▶ EXERCISE
Check each line of the listing for the string "متجر", then state how many lines have it. Only the number is wanted.

* Begin SUPPLIED ENTRIES *

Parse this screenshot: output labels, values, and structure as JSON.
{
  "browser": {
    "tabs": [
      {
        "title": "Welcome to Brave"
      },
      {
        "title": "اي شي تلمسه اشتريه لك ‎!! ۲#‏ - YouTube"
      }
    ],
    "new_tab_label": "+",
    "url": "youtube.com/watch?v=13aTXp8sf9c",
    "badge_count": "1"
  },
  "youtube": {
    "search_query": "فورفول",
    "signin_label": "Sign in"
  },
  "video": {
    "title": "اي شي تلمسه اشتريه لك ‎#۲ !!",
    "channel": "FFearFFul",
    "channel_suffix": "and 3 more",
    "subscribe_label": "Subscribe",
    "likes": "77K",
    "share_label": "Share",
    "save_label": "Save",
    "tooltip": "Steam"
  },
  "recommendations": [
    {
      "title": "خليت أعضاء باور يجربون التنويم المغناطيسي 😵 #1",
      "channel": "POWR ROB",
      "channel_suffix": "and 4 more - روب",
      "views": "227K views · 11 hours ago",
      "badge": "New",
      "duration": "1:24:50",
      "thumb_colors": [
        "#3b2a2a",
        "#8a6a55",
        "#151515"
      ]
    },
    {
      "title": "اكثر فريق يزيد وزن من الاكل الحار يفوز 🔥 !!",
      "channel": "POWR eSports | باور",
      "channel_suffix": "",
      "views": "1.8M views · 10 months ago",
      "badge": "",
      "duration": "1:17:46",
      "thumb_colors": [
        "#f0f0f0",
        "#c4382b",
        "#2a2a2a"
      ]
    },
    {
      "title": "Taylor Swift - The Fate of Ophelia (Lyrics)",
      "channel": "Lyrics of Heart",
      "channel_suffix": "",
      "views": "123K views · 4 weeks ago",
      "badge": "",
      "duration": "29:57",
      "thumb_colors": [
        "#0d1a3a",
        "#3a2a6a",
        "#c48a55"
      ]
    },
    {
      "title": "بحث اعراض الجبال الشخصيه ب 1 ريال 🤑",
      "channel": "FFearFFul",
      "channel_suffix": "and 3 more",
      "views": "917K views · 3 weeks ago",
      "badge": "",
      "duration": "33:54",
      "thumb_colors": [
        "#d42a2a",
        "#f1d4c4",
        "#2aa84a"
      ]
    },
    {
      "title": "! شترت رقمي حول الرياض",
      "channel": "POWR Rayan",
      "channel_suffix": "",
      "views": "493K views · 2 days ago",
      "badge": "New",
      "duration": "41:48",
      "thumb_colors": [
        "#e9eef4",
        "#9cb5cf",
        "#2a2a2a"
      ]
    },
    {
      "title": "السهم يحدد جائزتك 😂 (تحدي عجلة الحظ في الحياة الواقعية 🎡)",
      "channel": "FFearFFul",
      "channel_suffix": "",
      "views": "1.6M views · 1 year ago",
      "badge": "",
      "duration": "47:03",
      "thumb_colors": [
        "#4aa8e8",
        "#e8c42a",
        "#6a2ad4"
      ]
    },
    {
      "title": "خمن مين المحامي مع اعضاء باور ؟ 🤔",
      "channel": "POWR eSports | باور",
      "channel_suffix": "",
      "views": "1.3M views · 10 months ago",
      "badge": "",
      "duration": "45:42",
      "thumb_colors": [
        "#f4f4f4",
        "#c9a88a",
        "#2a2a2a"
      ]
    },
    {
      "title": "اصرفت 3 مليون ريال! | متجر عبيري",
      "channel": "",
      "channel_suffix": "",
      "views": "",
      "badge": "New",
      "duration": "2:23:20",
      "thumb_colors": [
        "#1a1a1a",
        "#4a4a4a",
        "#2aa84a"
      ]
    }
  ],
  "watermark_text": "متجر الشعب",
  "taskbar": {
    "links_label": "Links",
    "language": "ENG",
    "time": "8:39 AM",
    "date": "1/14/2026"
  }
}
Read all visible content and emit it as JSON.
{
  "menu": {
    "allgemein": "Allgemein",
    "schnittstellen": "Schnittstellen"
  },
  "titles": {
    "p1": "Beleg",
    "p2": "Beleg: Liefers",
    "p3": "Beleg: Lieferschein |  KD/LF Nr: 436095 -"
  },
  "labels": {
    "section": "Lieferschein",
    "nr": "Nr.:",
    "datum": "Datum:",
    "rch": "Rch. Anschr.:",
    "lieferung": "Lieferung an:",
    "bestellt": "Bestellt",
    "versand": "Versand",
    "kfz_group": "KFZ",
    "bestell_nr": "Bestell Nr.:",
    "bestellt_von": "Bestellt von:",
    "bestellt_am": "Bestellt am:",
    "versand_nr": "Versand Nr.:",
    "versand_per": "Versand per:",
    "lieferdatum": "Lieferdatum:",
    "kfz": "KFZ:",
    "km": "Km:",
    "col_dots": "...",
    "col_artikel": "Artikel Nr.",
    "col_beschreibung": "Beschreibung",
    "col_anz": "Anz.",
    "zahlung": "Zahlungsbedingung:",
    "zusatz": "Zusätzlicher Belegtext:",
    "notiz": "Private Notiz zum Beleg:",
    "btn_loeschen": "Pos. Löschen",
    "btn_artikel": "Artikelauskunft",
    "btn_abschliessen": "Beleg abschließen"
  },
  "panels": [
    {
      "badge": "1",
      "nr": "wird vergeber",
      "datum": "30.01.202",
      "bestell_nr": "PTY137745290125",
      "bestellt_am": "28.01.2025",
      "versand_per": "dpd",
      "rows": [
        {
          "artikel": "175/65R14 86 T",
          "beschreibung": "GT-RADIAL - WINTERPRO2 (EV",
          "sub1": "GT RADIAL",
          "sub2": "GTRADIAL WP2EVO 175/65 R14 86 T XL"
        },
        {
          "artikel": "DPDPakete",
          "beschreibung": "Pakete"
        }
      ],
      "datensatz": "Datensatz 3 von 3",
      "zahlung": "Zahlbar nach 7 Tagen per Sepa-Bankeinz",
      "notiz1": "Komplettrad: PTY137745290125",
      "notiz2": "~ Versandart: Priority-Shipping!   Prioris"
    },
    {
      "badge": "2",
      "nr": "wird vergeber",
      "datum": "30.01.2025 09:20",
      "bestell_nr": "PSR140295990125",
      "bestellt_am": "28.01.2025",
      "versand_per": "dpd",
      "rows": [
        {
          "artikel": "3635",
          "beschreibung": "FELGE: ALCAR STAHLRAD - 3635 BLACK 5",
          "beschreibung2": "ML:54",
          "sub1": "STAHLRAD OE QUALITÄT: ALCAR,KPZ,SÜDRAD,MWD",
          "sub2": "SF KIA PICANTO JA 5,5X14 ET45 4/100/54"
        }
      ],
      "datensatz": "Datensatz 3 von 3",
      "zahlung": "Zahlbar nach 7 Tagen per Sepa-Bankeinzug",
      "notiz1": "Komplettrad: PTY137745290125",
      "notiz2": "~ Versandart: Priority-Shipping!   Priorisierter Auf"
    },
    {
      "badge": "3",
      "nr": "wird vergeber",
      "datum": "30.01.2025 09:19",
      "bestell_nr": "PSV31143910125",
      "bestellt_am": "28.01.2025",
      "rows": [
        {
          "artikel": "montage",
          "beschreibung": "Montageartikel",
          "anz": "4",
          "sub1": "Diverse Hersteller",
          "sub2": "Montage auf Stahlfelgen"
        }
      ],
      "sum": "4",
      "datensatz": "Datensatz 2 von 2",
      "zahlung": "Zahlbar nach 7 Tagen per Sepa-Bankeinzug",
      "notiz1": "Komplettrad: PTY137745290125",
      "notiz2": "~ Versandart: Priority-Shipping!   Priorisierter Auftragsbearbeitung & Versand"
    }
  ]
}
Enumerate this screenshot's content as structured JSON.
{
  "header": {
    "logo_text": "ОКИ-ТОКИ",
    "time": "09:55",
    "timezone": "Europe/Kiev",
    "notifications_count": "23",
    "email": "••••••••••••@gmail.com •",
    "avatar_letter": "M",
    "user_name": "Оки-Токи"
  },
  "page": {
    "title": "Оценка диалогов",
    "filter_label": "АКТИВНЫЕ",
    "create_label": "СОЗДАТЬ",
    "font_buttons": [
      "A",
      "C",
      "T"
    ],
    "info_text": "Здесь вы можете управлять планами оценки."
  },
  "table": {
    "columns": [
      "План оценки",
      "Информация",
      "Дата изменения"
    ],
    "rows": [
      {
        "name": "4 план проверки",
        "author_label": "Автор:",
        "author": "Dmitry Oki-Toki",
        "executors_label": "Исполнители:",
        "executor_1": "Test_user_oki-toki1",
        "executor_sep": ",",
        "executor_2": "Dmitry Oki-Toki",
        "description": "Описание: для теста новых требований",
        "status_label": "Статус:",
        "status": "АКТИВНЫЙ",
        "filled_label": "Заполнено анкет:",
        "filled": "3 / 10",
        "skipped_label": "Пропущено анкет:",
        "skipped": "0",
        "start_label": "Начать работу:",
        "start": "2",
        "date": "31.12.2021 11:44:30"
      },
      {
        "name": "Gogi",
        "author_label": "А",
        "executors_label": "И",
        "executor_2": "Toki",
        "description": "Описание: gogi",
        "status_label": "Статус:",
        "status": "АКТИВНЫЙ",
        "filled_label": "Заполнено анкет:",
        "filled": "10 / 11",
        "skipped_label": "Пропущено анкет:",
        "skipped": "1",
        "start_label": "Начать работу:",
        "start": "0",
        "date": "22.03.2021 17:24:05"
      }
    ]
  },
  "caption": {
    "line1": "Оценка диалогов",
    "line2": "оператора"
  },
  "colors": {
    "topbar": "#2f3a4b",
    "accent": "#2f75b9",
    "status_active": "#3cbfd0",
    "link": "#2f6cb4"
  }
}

* End SUPPLIED ENTRIES *

▶ OUTPUT OF THE TASK
2